# [TASK INSTRUCTIONS]
Copy out all the lines exactly. Omit pictures.

(Saved entries)
◆ ◆ ◆ ◆ ◆

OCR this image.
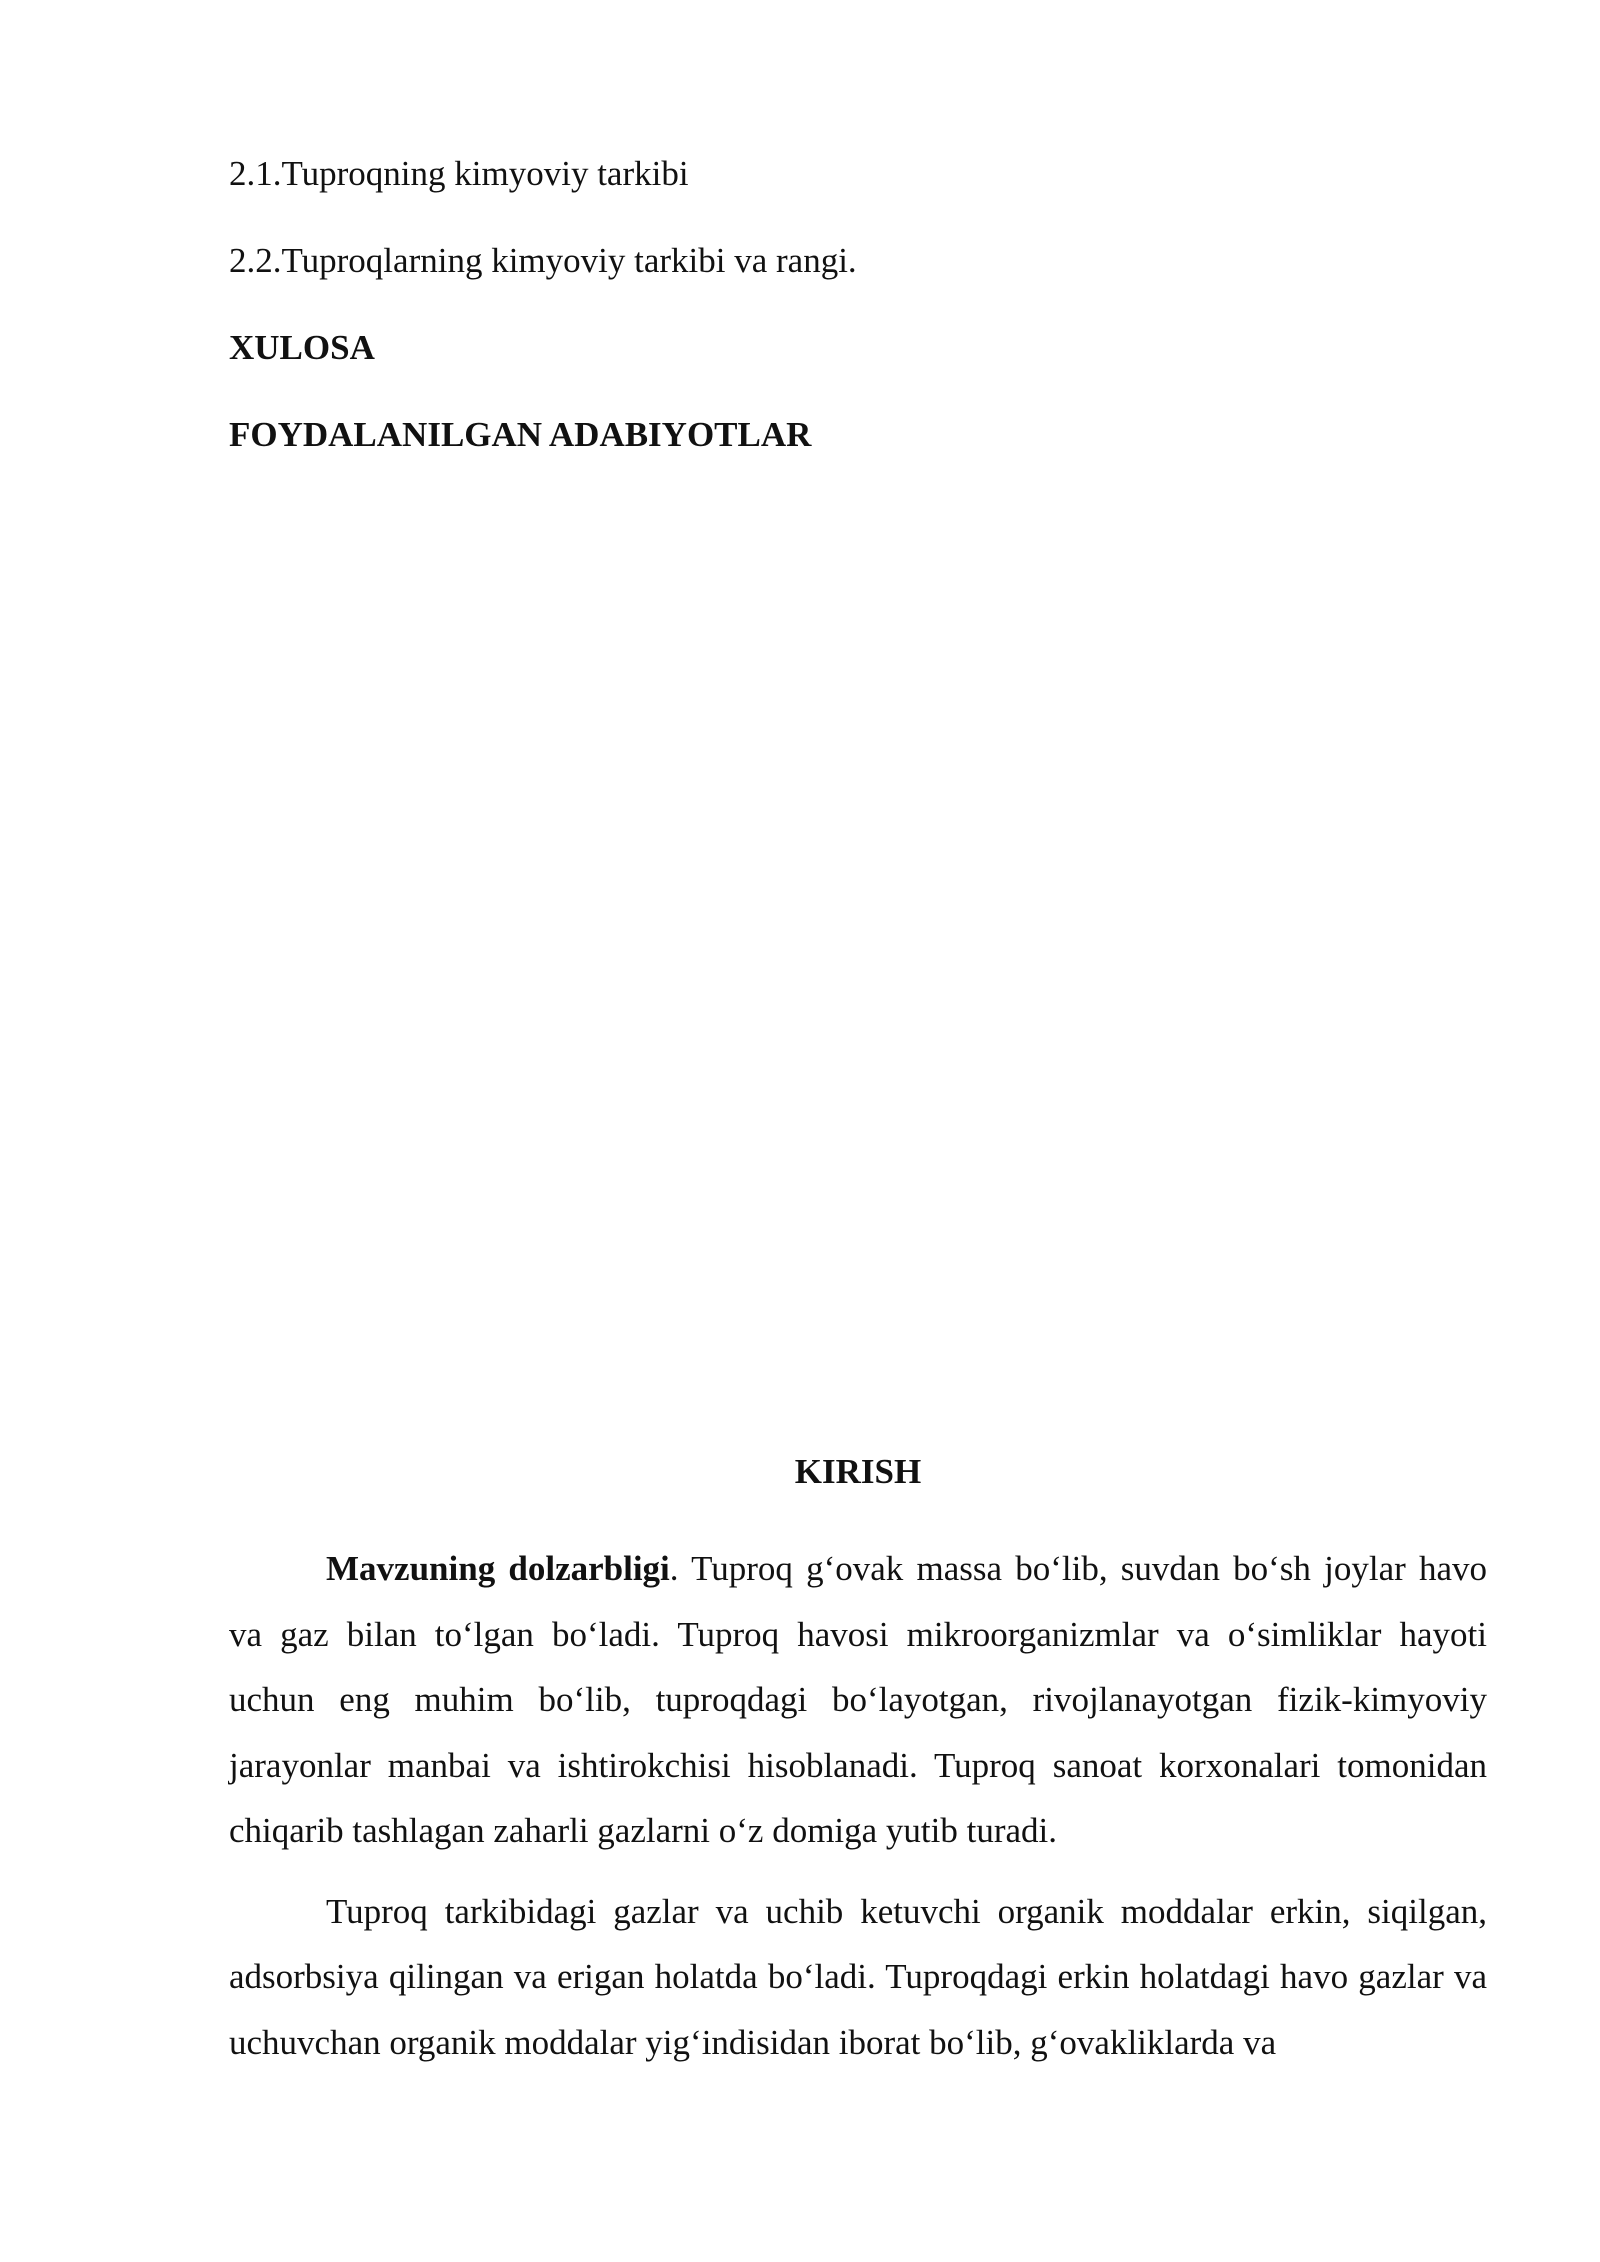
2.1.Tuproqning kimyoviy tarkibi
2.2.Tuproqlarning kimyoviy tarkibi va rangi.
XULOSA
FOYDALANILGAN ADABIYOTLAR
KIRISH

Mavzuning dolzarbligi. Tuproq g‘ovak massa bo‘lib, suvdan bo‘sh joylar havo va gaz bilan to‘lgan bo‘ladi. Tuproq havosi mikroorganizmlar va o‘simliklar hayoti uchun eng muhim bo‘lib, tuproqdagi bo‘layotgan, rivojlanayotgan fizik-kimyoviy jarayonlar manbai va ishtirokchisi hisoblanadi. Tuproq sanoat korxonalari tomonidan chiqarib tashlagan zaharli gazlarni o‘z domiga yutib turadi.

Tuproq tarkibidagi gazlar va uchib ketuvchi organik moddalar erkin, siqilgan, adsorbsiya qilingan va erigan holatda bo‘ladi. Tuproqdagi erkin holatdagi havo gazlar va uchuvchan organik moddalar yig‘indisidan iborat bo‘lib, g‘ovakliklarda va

◆ ◆ ◆ ◆ ◆

# [REPLY]
OCR this image.
2.1.Tuproqning kimyoviy tarkibi
2.2.Tuproqlarning kimyoviy tarkibi va rangi.
XULOSA
FOYDALANILGAN ADABIYOTLAR
KIRISH

Mavzuning dolzarbligi. Tuproq g‘ovak massa bo‘lib, suvdan bo‘sh joylar havo va gaz bilan to‘lgan bo‘ladi. Tuproq havosi mikroorganizmlar va o‘simliklar hayoti uchun eng muhim bo‘lib, tuproqdagi bo‘layotgan, rivojlanayotgan fizik-kimyoviy jarayonlar manbai va ishtirokchisi hisoblanadi. Tuproq sanoat korxonalari tomonidan chiqarib tashlagan zaharli gazlarni o‘z domiga yutib turadi.

Tuproq tarkibidagi gazlar va uchib ketuvchi organik moddalar erkin, siqilgan, adsorbsiya qilingan va erigan holatda bo‘ladi. Tuproqdagi erkin holatdagi havo gazlar va uchuvchan organik moddalar yig‘indisidan iborat bo‘lib, g‘ovakliklarda va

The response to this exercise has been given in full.